» **RECORDS TO USE**
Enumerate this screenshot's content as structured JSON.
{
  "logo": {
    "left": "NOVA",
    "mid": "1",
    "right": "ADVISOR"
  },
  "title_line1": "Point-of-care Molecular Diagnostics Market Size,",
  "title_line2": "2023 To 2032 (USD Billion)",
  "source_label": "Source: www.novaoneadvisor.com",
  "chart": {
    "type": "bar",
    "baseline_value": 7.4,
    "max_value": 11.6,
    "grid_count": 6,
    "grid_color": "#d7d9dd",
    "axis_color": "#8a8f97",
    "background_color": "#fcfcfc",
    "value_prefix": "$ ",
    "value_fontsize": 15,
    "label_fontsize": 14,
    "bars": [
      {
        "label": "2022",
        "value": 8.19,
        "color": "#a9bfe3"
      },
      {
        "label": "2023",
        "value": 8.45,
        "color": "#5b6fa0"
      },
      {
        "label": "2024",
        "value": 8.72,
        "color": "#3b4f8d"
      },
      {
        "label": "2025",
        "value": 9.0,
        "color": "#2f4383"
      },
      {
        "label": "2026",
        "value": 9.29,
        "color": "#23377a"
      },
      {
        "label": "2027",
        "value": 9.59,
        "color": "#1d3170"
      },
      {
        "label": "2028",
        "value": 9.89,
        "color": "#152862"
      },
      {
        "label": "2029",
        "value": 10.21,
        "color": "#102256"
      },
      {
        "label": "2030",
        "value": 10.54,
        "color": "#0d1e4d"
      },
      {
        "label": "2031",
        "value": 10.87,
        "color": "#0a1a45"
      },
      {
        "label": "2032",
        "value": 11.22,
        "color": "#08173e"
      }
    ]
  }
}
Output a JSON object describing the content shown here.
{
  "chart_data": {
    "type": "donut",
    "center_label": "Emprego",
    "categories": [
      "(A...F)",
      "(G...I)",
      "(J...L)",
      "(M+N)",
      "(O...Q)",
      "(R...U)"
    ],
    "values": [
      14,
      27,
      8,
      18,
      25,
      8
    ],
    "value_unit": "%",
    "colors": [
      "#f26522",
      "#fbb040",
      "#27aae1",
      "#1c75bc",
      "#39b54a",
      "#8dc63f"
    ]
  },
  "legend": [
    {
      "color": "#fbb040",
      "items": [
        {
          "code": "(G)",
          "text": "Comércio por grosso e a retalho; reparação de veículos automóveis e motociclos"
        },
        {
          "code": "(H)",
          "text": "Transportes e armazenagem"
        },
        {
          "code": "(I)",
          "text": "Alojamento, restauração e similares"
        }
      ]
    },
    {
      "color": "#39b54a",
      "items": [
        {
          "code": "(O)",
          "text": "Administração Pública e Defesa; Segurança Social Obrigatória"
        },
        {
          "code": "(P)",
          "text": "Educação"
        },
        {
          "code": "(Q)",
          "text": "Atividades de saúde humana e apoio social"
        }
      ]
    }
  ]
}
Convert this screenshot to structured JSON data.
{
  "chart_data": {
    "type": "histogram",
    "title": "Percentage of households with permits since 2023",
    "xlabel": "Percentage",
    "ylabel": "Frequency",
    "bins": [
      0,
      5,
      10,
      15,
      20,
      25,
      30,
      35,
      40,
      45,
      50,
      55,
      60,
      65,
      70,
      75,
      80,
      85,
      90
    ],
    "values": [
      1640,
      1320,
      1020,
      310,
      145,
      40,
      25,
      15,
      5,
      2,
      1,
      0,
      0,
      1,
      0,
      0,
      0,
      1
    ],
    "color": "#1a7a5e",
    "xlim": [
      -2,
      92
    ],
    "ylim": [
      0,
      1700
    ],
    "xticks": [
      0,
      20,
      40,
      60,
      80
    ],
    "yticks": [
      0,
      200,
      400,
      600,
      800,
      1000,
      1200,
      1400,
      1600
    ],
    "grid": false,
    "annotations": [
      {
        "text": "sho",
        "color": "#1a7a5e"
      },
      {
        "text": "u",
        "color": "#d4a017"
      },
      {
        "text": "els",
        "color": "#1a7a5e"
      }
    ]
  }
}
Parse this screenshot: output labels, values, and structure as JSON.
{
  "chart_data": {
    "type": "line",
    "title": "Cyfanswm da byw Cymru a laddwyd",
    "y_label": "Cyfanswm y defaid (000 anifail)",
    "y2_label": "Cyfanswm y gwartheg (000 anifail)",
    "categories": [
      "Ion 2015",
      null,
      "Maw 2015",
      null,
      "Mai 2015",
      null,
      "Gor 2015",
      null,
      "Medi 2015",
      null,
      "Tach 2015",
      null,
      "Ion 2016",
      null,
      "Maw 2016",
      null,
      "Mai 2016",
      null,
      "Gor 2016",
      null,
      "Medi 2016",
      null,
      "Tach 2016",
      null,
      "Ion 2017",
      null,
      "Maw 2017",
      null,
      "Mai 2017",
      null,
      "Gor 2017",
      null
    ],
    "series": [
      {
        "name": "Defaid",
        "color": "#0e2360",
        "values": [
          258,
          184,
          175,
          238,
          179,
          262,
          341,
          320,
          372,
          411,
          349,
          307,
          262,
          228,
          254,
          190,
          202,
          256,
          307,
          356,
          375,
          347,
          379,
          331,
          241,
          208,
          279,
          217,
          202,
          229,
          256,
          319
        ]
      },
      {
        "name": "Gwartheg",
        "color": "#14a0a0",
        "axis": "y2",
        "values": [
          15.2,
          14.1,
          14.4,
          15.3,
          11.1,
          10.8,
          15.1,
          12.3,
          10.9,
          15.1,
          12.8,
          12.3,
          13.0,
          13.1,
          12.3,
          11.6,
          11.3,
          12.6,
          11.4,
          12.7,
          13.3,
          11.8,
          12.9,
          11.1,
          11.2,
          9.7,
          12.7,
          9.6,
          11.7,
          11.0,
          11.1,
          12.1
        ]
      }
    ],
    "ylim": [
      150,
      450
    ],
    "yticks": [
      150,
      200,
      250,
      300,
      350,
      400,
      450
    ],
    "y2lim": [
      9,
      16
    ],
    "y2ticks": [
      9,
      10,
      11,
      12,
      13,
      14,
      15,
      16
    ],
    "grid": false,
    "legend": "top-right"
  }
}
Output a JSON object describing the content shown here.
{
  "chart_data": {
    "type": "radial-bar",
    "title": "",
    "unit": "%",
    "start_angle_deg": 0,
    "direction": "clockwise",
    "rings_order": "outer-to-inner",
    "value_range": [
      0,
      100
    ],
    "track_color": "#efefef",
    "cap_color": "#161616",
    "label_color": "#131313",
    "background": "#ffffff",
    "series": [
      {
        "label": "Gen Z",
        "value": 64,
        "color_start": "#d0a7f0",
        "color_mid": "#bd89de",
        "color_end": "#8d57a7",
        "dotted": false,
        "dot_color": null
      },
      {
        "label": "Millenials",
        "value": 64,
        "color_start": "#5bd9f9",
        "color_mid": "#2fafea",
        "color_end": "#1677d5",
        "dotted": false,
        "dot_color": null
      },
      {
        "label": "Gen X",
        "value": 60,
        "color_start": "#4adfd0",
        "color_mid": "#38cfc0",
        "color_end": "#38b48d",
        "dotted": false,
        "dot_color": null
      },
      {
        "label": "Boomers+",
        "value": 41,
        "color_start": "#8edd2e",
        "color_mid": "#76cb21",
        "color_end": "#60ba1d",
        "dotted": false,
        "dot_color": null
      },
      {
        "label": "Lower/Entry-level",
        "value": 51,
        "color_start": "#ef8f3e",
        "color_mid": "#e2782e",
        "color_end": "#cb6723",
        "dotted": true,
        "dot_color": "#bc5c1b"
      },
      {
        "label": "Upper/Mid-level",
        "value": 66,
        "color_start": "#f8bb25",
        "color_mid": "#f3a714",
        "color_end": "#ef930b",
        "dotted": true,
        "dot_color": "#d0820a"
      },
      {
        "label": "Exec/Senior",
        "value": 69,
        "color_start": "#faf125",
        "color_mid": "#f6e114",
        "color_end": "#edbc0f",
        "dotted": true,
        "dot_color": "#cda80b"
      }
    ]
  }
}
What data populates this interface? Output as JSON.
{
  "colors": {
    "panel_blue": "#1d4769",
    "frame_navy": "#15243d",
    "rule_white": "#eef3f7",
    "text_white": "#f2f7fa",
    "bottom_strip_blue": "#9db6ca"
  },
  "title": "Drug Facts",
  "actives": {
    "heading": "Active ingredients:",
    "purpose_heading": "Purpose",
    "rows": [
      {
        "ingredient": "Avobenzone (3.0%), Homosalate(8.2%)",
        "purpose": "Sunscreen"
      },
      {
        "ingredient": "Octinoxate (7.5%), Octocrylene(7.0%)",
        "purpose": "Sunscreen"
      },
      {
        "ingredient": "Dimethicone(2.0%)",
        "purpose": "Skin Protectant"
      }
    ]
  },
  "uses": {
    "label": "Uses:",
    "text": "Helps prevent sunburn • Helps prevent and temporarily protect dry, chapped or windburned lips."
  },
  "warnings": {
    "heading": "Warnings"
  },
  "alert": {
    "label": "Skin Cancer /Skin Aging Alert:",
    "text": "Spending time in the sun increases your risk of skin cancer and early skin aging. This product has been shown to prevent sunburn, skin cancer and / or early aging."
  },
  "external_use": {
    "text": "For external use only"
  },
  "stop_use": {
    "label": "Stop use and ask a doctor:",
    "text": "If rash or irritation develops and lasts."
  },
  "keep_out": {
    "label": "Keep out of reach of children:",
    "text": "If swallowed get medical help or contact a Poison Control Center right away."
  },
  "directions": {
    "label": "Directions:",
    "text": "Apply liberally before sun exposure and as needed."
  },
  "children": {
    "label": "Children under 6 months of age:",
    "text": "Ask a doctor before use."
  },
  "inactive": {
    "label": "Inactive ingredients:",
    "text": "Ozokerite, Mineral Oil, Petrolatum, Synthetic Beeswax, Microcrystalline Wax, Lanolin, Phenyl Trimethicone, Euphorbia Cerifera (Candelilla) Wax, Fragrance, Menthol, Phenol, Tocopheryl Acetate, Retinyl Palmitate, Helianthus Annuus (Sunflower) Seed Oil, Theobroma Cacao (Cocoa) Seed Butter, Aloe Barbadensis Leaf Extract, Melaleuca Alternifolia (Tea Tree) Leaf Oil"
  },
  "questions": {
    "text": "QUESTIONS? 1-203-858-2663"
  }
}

» **PROMPT**
Write out again, unchanged, every line from the line containing "What data populates" to the final line of the material above.

» **COMPLETE ANSWER**
What data populates this interface? Output as JSON.
{
  "colors": {
    "panel_blue": "#1d4769",
    "frame_navy": "#15243d",
    "rule_white": "#eef3f7",
    "text_white": "#f2f7fa",
    "bottom_strip_blue": "#9db6ca"
  },
  "title": "Drug Facts",
  "actives": {
    "heading": "Active ingredients:",
    "purpose_heading": "Purpose",
    "rows": [
      {
        "ingredient": "Avobenzone (3.0%), Homosalate(8.2%)",
        "purpose": "Sunscreen"
      },
      {
        "ingredient": "Octinoxate (7.5%), Octocrylene(7.0%)",
        "purpose": "Sunscreen"
      },
      {
        "ingredient": "Dimethicone(2.0%)",
        "purpose": "Skin Protectant"
      }
    ]
  },
  "uses": {
    "label": "Uses:",
    "text": "Helps prevent sunburn • Helps prevent and temporarily protect dry, chapped or windburned lips."
  },
  "warnings": {
    "heading": "Warnings"
  },
  "alert": {
    "label": "Skin Cancer /Skin Aging Alert:",
    "text": "Spending time in the sun increases your risk of skin cancer and early skin aging. This product has been shown to prevent sunburn, skin cancer and / or early aging."
  },
  "external_use": {
    "text": "For external use only"
  },
  "stop_use": {
    "label": "Stop use and ask a doctor:",
    "text": "If rash or irritation develops and lasts."
  },
  "keep_out": {
    "label": "Keep out of reach of children:",
    "text": "If swallowed get medical help or contact a Poison Control Center right away."
  },
  "directions": {
    "label": "Directions:",
    "text": "Apply liberally before sun exposure and as needed."
  },
  "children": {
    "label": "Children under 6 months of age:",
    "text": "Ask a doctor before use."
  },
  "inactive": {
    "label": "Inactive ingredients:",
    "text": "Ozokerite, Mineral Oil, Petrolatum, Synthetic Beeswax, Microcrystalline Wax, Lanolin, Phenyl Trimethicone, Euphorbia Cerifera (Candelilla) Wax, Fragrance, Menthol, Phenol, Tocopheryl Acetate, Retinyl Palmitate, Helianthus Annuus (Sunflower) Seed Oil, Theobroma Cacao (Cocoa) Seed Butter, Aloe Barbadensis Leaf Extract, Melaleuca Alternifolia (Tea Tree) Leaf Oil"
  },
  "questions": {
    "text": "QUESTIONS? 1-203-858-2663"
  }
}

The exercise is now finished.